▶ _Exercise description_
Each record is to be transcribed exactly.

(Recorded data)
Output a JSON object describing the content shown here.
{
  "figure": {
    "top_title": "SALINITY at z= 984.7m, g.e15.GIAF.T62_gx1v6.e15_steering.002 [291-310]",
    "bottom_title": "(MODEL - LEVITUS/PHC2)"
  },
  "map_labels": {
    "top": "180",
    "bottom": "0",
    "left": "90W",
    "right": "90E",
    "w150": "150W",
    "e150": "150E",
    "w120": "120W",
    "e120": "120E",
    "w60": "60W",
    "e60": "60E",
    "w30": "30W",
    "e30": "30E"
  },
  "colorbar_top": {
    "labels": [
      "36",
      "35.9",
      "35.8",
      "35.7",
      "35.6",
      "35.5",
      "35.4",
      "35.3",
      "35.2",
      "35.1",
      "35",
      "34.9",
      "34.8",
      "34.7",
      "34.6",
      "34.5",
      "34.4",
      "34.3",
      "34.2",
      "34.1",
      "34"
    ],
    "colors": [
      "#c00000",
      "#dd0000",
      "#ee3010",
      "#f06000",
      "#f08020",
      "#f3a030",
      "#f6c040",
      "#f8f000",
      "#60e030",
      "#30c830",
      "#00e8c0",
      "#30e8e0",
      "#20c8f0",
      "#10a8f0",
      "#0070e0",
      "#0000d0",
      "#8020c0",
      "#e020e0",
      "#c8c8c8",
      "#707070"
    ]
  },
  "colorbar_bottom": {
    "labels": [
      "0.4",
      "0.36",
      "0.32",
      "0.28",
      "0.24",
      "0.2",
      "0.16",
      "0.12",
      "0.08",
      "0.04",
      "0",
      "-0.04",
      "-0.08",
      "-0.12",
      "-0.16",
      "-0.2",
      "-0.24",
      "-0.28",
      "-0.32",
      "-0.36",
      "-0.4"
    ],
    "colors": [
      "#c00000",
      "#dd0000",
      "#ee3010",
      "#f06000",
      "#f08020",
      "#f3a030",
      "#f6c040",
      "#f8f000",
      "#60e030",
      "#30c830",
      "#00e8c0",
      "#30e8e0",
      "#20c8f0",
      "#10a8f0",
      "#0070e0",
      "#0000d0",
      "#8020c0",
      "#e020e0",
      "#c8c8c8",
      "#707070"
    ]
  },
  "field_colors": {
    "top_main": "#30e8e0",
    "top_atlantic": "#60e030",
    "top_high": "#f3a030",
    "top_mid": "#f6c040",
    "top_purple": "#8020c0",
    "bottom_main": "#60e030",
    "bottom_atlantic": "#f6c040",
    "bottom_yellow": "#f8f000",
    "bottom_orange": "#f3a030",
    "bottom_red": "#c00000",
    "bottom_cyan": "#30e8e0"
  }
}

▶ _Exercise result_
Output a JSON object describing the content shown here.
{
  "figure": {
    "top_title": "SALINITY at z= 984.7m, g.e15.GIAF.T62_gx1v6.e15_steering.002 [291-310]",
    "bottom_title": "(MODEL - LEVITUS/PHC2)"
  },
  "map_labels": {
    "top": "180",
    "bottom": "0",
    "left": "90W",
    "right": "90E",
    "w150": "150W",
    "e150": "150E",
    "w120": "120W",
    "e120": "120E",
    "w60": "60W",
    "e60": "60E",
    "w30": "30W",
    "e30": "30E"
  },
  "colorbar_top": {
    "labels": [
      "36",
      "35.9",
      "35.8",
      "35.7",
      "35.6",
      "35.5",
      "35.4",
      "35.3",
      "35.2",
      "35.1",
      "35",
      "34.9",
      "34.8",
      "34.7",
      "34.6",
      "34.5",
      "34.4",
      "34.3",
      "34.2",
      "34.1",
      "34"
    ],
    "colors": [
      "#c00000",
      "#dd0000",
      "#ee3010",
      "#f06000",
      "#f08020",
      "#f3a030",
      "#f6c040",
      "#f8f000",
      "#60e030",
      "#30c830",
      "#00e8c0",
      "#30e8e0",
      "#20c8f0",
      "#10a8f0",
      "#0070e0",
      "#0000d0",
      "#8020c0",
      "#e020e0",
      "#c8c8c8",
      "#707070"
    ]
  },
  "colorbar_bottom": {
    "labels": [
      "0.4",
      "0.36",
      "0.32",
      "0.28",
      "0.24",
      "0.2",
      "0.16",
      "0.12",
      "0.08",
      "0.04",
      "0",
      "-0.04",
      "-0.08",
      "-0.12",
      "-0.16",
      "-0.2",
      "-0.24",
      "-0.28",
      "-0.32",
      "-0.36",
      "-0.4"
    ],
    "colors": [
      "#c00000",
      "#dd0000",
      "#ee3010",
      "#f06000",
      "#f08020",
      "#f3a030",
      "#f6c040",
      "#f8f000",
      "#60e030",
      "#30c830",
      "#00e8c0",
      "#30e8e0",
      "#20c8f0",
      "#10a8f0",
      "#0070e0",
      "#0000d0",
      "#8020c0",
      "#e020e0",
      "#c8c8c8",
      "#707070"
    ]
  },
  "field_colors": {
    "top_main": "#30e8e0",
    "top_atlantic": "#60e030",
    "top_high": "#f3a030",
    "top_mid": "#f6c040",
    "top_purple": "#8020c0",
    "bottom_main": "#60e030",
    "bottom_atlantic": "#f6c040",
    "bottom_yellow": "#f8f000",
    "bottom_orange": "#f3a030",
    "bottom_red": "#c00000",
    "bottom_cyan": "#30e8e0"
  }
}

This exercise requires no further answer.